Layout element annotations:
============================================================
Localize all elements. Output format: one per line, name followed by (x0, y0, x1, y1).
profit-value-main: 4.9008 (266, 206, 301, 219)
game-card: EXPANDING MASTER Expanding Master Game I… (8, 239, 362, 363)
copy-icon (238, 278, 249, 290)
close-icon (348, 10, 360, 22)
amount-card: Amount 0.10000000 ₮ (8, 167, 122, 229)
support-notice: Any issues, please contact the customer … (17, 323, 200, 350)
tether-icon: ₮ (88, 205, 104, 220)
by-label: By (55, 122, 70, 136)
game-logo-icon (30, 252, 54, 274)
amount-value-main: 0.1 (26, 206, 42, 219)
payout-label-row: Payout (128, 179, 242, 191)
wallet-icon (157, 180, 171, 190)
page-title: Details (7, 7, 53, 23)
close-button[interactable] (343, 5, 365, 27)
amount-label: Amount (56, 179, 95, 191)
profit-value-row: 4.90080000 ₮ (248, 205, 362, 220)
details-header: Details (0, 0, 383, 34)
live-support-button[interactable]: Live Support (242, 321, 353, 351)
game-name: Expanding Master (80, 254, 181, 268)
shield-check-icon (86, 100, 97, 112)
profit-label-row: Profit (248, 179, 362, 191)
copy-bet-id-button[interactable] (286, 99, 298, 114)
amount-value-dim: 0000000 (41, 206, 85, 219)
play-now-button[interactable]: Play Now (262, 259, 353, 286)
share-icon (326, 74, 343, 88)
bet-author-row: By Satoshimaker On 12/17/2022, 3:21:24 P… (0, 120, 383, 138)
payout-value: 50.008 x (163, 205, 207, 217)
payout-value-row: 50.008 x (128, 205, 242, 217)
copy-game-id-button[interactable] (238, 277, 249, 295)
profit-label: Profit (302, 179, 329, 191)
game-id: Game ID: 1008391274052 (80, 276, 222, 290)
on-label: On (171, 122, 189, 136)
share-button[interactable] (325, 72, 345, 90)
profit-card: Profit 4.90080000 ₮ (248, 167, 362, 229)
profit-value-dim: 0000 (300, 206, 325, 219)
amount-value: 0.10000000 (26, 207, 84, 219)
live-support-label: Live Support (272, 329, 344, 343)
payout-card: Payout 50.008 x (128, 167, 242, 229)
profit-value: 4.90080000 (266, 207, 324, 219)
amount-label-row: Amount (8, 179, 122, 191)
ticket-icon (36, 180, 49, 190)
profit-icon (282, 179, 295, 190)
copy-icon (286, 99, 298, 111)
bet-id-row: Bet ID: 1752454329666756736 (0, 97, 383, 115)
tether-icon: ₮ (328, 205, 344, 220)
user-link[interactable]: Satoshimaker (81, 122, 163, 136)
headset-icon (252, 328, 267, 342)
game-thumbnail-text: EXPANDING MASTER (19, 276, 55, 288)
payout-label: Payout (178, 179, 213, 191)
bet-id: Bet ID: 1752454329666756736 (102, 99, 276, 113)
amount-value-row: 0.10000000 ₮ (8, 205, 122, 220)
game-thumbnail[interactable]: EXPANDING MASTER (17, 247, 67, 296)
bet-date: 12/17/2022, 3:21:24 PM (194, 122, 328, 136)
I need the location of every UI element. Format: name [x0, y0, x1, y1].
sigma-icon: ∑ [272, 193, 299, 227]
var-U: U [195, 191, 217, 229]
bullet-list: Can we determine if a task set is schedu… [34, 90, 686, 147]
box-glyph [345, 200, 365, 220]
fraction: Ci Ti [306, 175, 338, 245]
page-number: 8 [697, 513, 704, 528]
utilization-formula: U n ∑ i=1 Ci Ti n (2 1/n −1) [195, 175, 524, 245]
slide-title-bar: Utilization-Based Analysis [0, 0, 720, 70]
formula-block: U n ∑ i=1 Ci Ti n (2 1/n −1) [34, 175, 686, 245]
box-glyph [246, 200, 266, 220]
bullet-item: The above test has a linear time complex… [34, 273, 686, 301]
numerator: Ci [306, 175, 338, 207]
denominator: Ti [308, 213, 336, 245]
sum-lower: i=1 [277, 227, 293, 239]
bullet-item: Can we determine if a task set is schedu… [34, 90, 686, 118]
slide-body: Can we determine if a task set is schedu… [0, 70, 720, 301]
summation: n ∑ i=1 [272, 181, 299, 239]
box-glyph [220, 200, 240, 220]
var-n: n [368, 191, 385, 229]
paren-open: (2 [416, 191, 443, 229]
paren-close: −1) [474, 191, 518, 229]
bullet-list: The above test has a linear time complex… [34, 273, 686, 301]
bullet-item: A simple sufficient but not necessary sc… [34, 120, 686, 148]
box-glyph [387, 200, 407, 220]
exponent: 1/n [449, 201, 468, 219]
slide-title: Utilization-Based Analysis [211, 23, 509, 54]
============================================================
◆ What you will do ◆
Could you rewrite the data from its first line through the line that contains "headset-icon (252, 328, 267, 342)", replacing "Live Support" with "Help Center" and leaving everything else unchanged?

◆ Response to this exercise ◆
Localize all elements. Output format: one per line, name followed by (x0, y0, x1, y1).
profit-value-main: 4.9008 (266, 206, 301, 219)
game-card: EXPANDING MASTER Expanding Master Game I… (8, 239, 362, 363)
copy-icon (238, 278, 249, 290)
close-icon (348, 10, 360, 22)
amount-card: Amount 0.10000000 ₮ (8, 167, 122, 229)
support-notice: Any issues, please contact the customer … (17, 323, 200, 350)
tether-icon: ₮ (88, 205, 104, 220)
by-label: By (55, 122, 70, 136)
game-logo-icon (30, 252, 54, 274)
amount-value-main: 0.1 (26, 206, 42, 219)
payout-label-row: Payout (128, 179, 242, 191)
wallet-icon (157, 180, 171, 190)
page-title: Details (7, 7, 53, 23)
close-button[interactable] (343, 5, 365, 27)
amount-label: Amount (56, 179, 95, 191)
profit-value-row: 4.90080000 ₮ (248, 205, 362, 220)
details-header: Details (0, 0, 383, 34)
live-support-button[interactable]: Help Center (242, 321, 353, 351)
game-name: Expanding Master (80, 254, 181, 268)
shield-check-icon (86, 100, 97, 112)
profit-label-row: Profit (248, 179, 362, 191)
copy-bet-id-button[interactable] (286, 99, 298, 114)
amount-value-dim: 0000000 (41, 206, 85, 219)
play-now-button[interactable]: Play Now (262, 259, 353, 286)
share-icon (326, 74, 343, 88)
bet-author-row: By Satoshimaker On 12/17/2022, 3:21:24 P… (0, 120, 383, 138)
payout-value: 50.008 x (163, 205, 207, 217)
payout-value-row: 50.008 x (128, 205, 242, 217)
copy-game-id-button[interactable] (238, 277, 249, 295)
profit-label: Profit (302, 179, 329, 191)
game-id: Game ID: 1008391274052 (80, 276, 222, 290)
on-label: On (171, 122, 189, 136)
share-button[interactable] (325, 72, 345, 90)
profit-card: Profit 4.90080000 ₮ (248, 167, 362, 229)
profit-value-dim: 0000 (300, 206, 325, 219)
amount-value: 0.10000000 (26, 207, 84, 219)
live-support-label: Help Center (272, 329, 344, 343)
payout-card: Payout 50.008 x (128, 167, 242, 229)
profit-value: 4.90080000 (266, 207, 324, 219)
amount-label-row: Amount (8, 179, 122, 191)
ticket-icon (36, 180, 49, 190)
profit-icon (282, 179, 295, 190)
copy-icon (286, 99, 298, 111)
bet-id-row: Bet ID: 1752454329666756736 (0, 97, 383, 115)
tether-icon: ₮ (328, 205, 344, 220)
user-link[interactable]: Satoshimaker (81, 122, 163, 136)
headset-icon (252, 328, 267, 342)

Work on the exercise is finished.